Start DATASET RECORDS
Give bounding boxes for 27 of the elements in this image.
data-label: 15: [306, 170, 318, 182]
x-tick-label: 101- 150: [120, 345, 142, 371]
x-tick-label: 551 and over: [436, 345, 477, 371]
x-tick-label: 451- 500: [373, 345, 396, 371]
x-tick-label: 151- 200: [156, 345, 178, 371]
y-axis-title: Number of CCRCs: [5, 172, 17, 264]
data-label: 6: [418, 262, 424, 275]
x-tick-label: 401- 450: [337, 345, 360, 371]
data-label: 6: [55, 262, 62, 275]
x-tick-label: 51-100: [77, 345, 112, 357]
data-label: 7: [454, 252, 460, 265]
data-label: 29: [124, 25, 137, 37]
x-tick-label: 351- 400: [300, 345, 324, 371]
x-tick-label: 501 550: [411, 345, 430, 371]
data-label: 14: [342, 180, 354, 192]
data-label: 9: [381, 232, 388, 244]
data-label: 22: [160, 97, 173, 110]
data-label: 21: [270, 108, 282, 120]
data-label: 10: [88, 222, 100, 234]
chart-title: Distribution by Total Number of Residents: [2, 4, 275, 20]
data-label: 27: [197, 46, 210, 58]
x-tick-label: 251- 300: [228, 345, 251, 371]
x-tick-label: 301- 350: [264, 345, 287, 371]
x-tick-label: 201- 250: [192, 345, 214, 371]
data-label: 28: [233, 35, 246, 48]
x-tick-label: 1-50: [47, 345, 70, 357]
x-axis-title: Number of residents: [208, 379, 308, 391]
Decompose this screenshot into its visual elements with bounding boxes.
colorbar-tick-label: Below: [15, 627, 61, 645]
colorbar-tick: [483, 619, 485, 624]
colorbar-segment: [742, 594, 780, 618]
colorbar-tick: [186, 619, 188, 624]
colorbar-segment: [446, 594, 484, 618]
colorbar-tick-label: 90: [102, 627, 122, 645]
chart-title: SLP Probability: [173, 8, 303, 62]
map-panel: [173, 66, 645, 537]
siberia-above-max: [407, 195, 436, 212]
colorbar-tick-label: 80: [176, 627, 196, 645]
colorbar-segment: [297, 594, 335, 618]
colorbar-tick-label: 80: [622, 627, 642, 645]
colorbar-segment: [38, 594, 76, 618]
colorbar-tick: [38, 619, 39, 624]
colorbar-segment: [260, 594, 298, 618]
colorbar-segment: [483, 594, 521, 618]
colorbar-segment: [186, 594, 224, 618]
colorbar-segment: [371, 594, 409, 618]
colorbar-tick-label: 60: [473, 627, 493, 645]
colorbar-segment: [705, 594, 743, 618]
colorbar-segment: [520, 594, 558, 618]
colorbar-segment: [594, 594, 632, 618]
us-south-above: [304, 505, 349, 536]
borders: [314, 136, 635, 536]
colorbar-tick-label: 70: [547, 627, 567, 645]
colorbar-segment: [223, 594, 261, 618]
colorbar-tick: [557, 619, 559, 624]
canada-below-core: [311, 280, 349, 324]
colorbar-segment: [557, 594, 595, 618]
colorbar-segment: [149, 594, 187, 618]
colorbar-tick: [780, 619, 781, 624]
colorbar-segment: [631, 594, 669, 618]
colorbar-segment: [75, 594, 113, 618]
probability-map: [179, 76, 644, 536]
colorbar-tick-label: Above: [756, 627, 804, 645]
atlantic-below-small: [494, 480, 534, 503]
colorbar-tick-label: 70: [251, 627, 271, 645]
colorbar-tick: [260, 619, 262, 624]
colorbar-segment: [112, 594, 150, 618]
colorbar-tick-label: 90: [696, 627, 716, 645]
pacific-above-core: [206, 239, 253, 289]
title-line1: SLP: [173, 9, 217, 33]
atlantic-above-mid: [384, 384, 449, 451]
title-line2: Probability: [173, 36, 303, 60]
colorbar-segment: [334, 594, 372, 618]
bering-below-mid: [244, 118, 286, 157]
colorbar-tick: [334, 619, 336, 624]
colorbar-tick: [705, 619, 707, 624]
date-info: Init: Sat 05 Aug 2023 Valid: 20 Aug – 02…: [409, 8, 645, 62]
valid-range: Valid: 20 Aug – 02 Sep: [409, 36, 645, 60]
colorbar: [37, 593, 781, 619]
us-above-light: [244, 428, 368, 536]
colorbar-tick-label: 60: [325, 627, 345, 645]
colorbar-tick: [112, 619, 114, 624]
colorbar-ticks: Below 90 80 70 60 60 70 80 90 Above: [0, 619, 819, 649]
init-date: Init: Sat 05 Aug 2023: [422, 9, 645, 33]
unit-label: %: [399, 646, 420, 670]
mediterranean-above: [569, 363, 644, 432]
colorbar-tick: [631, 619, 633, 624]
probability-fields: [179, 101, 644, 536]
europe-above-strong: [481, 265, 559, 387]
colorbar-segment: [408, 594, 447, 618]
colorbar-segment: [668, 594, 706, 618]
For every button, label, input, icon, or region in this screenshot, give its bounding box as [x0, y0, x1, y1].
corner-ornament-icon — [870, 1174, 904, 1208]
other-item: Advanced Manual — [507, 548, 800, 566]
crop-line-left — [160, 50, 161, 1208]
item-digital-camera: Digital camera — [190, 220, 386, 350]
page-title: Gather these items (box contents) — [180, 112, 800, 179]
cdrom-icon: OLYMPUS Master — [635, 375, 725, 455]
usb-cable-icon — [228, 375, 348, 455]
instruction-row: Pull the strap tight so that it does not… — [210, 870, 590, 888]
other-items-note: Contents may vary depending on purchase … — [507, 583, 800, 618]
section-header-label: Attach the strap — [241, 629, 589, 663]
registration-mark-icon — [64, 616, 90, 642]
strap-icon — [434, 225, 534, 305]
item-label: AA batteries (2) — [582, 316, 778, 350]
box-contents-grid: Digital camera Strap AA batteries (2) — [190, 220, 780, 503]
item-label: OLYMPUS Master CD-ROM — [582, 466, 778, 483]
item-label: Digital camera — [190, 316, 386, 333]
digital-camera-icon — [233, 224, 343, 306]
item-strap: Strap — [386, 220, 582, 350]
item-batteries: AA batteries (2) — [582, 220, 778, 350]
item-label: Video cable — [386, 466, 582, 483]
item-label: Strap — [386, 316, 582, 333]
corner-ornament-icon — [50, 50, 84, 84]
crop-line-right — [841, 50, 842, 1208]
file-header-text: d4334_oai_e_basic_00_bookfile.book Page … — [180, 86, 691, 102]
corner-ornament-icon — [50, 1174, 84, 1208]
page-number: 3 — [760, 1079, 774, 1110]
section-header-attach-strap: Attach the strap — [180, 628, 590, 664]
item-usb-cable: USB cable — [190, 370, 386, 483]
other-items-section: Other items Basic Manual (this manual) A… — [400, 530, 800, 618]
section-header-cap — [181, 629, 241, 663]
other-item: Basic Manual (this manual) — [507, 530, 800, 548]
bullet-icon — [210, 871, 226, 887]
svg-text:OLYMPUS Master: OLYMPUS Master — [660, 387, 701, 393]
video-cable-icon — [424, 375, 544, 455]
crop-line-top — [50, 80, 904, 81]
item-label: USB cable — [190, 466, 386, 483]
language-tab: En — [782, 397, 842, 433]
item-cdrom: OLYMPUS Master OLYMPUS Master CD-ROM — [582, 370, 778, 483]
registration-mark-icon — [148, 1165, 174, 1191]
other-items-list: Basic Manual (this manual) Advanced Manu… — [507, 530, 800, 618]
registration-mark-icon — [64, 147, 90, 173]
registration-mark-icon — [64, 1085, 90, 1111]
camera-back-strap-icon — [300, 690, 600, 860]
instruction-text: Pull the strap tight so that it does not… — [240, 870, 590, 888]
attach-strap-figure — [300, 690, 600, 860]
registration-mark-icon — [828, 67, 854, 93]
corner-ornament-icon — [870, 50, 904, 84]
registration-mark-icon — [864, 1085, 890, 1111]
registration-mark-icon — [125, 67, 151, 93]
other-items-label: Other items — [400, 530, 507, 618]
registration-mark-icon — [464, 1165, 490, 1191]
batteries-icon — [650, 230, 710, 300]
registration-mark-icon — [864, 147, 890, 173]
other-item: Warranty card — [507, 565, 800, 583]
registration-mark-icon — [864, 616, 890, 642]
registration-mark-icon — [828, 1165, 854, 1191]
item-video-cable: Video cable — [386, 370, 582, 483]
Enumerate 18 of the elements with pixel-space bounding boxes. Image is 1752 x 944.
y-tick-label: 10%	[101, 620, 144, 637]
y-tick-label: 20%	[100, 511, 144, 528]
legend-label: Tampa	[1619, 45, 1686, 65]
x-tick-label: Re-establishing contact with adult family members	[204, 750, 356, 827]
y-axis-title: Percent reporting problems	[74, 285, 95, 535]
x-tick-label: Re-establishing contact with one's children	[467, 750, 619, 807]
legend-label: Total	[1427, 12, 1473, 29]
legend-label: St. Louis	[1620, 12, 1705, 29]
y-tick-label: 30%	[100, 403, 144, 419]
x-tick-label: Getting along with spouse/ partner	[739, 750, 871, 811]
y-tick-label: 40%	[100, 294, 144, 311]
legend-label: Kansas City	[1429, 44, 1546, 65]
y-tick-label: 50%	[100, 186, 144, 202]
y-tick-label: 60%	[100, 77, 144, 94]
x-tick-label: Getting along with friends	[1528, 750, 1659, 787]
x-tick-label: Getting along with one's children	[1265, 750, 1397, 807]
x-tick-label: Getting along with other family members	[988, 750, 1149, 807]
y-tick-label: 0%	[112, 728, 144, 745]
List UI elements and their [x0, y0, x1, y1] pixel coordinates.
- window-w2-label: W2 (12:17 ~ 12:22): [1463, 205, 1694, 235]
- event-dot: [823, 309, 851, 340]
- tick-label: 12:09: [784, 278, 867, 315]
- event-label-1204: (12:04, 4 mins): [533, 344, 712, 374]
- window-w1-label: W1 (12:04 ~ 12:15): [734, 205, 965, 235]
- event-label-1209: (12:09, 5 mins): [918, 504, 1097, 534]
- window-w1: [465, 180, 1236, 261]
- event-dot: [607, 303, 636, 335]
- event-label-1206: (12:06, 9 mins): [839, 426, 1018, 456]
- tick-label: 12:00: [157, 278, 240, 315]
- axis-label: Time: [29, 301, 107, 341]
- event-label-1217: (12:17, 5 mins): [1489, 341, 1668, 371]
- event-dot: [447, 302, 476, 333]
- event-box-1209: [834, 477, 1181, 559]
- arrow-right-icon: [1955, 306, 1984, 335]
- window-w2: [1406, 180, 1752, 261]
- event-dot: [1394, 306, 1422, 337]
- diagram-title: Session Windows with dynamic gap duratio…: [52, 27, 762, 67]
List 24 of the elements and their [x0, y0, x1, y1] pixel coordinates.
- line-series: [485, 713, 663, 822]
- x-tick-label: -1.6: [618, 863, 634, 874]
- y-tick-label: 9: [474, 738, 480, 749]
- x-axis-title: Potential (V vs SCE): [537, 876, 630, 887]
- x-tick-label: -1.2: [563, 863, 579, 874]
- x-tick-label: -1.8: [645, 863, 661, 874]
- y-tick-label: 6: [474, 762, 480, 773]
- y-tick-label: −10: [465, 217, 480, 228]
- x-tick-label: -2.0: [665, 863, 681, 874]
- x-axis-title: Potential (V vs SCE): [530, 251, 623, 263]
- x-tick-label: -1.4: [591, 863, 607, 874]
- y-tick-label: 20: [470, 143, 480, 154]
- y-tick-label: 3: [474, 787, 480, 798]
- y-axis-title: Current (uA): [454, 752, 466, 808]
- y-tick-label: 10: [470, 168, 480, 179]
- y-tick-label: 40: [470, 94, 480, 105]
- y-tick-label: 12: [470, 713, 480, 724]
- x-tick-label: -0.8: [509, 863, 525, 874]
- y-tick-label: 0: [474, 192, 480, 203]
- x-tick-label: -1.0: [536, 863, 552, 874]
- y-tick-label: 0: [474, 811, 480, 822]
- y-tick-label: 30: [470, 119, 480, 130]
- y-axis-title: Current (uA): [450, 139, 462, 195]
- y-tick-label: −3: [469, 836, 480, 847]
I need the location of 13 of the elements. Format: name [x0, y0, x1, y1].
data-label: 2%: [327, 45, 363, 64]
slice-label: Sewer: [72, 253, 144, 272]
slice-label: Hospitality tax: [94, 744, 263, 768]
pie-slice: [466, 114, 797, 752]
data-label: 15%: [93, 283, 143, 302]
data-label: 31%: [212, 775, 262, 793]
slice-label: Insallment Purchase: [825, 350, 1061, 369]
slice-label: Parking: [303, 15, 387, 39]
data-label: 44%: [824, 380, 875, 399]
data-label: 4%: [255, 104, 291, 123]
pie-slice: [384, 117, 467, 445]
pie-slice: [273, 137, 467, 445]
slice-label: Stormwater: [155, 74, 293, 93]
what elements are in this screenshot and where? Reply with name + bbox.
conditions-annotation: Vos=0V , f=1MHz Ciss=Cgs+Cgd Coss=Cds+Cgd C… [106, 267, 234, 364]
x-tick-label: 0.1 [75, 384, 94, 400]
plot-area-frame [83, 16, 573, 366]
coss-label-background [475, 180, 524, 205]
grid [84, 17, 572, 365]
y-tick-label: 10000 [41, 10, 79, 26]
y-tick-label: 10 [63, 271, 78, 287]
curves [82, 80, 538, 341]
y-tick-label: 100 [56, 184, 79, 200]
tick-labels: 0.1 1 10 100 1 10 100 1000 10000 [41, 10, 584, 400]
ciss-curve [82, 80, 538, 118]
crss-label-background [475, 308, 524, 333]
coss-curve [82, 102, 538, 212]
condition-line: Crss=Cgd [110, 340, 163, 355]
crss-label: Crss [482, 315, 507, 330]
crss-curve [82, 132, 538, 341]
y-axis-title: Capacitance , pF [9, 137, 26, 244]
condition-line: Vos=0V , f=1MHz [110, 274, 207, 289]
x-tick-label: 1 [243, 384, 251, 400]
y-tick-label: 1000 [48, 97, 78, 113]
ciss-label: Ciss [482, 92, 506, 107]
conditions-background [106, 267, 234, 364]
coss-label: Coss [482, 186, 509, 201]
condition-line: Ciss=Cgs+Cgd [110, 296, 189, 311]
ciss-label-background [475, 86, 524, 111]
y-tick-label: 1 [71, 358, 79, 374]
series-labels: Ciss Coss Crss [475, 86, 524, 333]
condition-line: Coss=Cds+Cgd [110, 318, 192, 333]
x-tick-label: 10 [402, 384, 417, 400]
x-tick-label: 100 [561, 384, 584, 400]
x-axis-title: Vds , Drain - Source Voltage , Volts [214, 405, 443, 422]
End DATASET RECORDS
PROBLEM REQUIREMENTS:
Return, unchanged, the entries in the stretch from the start of the data items through the line containing "x-tick-label: 351- 400: [300, 345, 324, 371]", both ends included.

THE ANSWER:
Give bounding boxes for 27 of the elements in this image.
data-label: 15: [306, 170, 318, 182]
x-tick-label: 101- 150: [120, 345, 142, 371]
x-tick-label: 551 and over: [436, 345, 477, 371]
x-tick-label: 451- 500: [373, 345, 396, 371]
x-tick-label: 151- 200: [156, 345, 178, 371]
y-axis-title: Number of CCRCs: [5, 172, 17, 264]
data-label: 6: [418, 262, 424, 275]
x-tick-label: 401- 450: [337, 345, 360, 371]
data-label: 6: [55, 262, 62, 275]
x-tick-label: 51-100: [77, 345, 112, 357]
data-label: 7: [454, 252, 460, 265]
data-label: 29: [124, 25, 137, 37]
x-tick-label: 351- 400: [300, 345, 324, 371]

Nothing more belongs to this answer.